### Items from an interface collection

● ● ●

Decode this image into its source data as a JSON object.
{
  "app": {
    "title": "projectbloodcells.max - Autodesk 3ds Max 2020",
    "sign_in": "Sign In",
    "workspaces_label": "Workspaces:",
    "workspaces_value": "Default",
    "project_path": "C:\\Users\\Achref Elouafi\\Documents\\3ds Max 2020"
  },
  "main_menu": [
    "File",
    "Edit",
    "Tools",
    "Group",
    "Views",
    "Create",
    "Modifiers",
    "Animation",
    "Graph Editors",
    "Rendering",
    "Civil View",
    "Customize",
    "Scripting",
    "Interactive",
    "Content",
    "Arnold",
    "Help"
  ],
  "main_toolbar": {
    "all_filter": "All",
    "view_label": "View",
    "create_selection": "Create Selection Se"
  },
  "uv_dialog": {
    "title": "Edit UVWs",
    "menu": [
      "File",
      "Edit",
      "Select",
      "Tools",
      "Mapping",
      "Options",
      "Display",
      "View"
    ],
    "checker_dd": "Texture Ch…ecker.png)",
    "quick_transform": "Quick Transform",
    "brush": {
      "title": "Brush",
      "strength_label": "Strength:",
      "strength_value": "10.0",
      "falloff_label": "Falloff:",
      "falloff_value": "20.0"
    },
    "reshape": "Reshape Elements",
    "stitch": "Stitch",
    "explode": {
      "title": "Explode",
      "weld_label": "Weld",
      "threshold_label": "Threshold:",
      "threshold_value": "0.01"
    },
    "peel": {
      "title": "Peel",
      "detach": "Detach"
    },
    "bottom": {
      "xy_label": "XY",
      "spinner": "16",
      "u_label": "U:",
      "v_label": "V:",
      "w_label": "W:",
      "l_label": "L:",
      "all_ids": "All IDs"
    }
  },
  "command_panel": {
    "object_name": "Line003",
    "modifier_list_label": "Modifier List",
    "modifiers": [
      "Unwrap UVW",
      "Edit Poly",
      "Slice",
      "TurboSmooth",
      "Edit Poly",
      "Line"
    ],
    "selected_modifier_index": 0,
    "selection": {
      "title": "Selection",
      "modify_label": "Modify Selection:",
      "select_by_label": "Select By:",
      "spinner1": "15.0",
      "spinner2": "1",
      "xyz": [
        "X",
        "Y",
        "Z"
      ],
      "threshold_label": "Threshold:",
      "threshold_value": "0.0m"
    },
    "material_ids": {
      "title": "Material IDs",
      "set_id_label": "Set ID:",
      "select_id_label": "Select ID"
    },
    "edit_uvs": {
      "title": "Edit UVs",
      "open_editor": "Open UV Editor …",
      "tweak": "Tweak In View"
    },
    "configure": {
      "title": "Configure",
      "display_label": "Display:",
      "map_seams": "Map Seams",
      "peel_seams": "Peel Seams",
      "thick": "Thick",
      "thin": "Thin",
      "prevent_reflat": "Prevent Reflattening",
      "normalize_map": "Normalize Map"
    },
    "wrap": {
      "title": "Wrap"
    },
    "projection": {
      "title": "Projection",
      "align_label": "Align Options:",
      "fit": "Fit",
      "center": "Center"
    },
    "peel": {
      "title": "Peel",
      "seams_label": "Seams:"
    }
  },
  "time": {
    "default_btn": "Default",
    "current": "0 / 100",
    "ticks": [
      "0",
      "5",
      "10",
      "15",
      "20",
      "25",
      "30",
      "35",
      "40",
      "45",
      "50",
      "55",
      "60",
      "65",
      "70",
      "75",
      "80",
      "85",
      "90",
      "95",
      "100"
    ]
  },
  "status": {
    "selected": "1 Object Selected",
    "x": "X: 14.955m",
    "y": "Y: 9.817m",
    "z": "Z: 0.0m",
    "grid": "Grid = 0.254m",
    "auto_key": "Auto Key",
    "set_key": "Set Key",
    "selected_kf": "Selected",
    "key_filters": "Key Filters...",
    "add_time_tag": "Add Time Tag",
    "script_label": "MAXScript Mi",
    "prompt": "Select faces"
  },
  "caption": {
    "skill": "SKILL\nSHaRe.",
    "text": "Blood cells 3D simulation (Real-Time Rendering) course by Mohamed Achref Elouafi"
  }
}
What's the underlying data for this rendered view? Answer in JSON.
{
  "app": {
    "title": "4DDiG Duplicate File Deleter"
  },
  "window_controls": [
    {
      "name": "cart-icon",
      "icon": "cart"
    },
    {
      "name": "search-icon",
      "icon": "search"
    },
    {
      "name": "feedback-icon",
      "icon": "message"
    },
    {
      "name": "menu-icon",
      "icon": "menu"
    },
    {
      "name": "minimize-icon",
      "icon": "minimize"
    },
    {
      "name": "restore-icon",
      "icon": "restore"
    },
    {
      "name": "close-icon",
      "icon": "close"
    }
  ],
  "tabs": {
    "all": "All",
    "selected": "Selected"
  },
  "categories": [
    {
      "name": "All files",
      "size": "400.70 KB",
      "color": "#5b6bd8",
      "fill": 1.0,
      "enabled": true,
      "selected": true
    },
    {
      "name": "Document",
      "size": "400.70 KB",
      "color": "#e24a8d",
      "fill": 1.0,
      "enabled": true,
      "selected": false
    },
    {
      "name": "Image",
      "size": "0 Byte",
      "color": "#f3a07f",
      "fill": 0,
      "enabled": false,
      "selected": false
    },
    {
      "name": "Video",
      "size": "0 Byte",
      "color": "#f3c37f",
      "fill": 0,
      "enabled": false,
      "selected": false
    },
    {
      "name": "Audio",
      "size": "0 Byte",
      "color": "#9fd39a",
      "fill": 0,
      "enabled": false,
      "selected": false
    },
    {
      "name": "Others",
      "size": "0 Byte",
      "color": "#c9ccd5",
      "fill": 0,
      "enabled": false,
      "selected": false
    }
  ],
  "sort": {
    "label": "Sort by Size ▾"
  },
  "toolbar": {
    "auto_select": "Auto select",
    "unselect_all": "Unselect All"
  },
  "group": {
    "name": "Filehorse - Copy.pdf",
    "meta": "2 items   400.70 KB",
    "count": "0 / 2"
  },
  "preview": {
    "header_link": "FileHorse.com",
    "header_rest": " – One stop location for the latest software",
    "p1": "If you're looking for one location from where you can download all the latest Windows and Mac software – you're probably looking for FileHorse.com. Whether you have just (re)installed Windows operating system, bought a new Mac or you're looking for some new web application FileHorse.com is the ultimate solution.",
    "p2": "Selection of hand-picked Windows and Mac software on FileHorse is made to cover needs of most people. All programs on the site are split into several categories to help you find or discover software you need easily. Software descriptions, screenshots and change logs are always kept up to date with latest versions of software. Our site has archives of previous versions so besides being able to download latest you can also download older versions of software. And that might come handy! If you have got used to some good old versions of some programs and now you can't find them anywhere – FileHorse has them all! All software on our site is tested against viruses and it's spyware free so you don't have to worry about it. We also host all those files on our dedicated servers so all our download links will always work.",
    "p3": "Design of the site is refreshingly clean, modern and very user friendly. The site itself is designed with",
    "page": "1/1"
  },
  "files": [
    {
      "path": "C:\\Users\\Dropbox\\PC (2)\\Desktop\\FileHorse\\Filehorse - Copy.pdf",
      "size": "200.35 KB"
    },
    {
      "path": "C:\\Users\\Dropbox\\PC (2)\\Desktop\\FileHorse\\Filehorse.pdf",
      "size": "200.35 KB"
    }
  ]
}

● ● ●

### EXERCISE AIM
Every line above in which the word "Rendering" occurs needs to be copied.

### OUTPUT BELOW
    "Rendering",
    "text": "Blood cells 3D simulation (Real-Time Rendering) course by Mohamed Achref Elouafi"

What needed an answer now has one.